O som , como o de uma imensa vassoura , vinha da rua , através da janela . Disso falamos na cafeteria. A previsão , no telejornal , anunciava uma terça-feira fria e, depois de sessenta e alguns dias de espera , chuva . A possibilidade é comemorada. O telhado estava apinhado das folhas secas do jardim empoeirado do terreno ao lado . Ruas vazias. Dizem por aí ...
Dizem por aí , de uns dias para cá . Falam sobre uma ideia estranha de que para vencer na vida você tem de ir embora , para outra cidade . Passar em algum concurso e ter um emprego destes que você tem o salário de uma pessoa adulta , um salário que não seja feminino , do tipo que só dê para pagar a assinatura da Marie Claire. Assim , pode-se até comprar um carro . E ir a festas tolas para conhecer alguém interessante. Parece não fazer sentido . Nas horas vagas , como ao voltar pra casa , pensar em casamento , de modo diferente de tudo até então , com o pôr-do-sol migrando do asfalto ao pára brisa e, depois , avermelhando-se no retrovisor . Há muitas formas de se evadir nesta vida . Ir a eventos culturais, ou não . Ir a shows de cowboys , ou não . Ir se entediar com Beethoven, ou não . Certa vez eu desejara ver aquele Ozzy do início , ao vivo , no campo de futebol do bairro , erguendo seus braços envoltos naquelas largas camisas desfiadas por longas barbatanas , como a dos apaches das historinhas do Tex. E ficaríamos aplaudindo riffs de jurássicas gargantas , instrumentos e suas impressões de sinos , de parafusos soltos na madeira corroída, gasta , velha , esfarelando. E isso resgataria, de algum lugar , um passado volitivo. Em nós .
A ideia de que a cidade é um vilarejo-prisão, quem incutiu em nós ? Nas ruas sujas centrais , penso no pavor que deve ter sentido D.João VI em 1808 ao chegar ao Rio de Janeiro , muito menor que Três Corações ... mas continuamos a não ter realeza , aqui ... e a Europa, dizem, nunca fora um lugar muito limpo , como a China daquela época , ou as ruas do império asteca antes dos espanhois.

[TAREFA PROPOSTA]: Extraia do texto o trecho entre "O som , como" e "Dizem por aí ...", inclusive, e copie-o sem nenhuma alteração. Os registros não têm relação com o texto.

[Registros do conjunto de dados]
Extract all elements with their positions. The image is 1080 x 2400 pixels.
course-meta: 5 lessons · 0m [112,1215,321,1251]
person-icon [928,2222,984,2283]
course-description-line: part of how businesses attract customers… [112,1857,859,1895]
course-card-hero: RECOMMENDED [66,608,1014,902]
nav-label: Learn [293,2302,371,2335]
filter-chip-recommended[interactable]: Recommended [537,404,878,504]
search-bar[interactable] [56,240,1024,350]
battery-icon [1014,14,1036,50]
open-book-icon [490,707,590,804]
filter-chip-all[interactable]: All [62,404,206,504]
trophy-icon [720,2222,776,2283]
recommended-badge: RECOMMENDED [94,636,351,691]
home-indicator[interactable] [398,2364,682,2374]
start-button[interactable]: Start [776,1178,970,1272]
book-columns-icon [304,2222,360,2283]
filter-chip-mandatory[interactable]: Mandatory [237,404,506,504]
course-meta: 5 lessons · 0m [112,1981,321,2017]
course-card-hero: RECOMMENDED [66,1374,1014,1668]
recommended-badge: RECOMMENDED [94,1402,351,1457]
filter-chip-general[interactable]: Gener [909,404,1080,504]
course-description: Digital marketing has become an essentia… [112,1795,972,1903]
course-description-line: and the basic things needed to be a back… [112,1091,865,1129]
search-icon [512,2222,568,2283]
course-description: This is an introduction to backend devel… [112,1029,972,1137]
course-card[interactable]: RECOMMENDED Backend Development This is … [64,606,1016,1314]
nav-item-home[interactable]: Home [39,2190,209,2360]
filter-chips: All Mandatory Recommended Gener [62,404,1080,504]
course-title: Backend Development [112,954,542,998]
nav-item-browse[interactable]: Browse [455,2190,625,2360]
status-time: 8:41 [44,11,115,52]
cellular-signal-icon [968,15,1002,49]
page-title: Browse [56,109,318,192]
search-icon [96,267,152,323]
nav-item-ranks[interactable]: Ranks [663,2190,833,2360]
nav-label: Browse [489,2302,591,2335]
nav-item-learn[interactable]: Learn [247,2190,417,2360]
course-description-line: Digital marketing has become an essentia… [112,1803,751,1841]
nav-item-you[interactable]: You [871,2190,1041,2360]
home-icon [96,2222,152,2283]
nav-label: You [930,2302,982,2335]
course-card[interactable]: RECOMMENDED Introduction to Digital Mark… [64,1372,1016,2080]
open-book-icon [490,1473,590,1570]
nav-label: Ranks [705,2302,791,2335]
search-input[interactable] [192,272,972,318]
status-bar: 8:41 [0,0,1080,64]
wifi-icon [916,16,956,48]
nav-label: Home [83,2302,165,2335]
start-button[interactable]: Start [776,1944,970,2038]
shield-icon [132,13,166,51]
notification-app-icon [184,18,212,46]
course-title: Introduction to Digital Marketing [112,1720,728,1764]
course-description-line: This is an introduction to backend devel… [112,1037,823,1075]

[RESULTADO DA TAREFA]:
O som , como o de uma imensa vassoura , vinha da rua , através da janela . Disso falamos na cafeteria. A previsão , no telejornal , anunciava uma terça-feira fria e, depois de sessenta e alguns dias de espera , chuva . A possibilidade é comemorada. O telhado estava apinhado das folhas secas do jardim empoeirado do terreno ao lado . Ruas vazias. Dizem por aí ...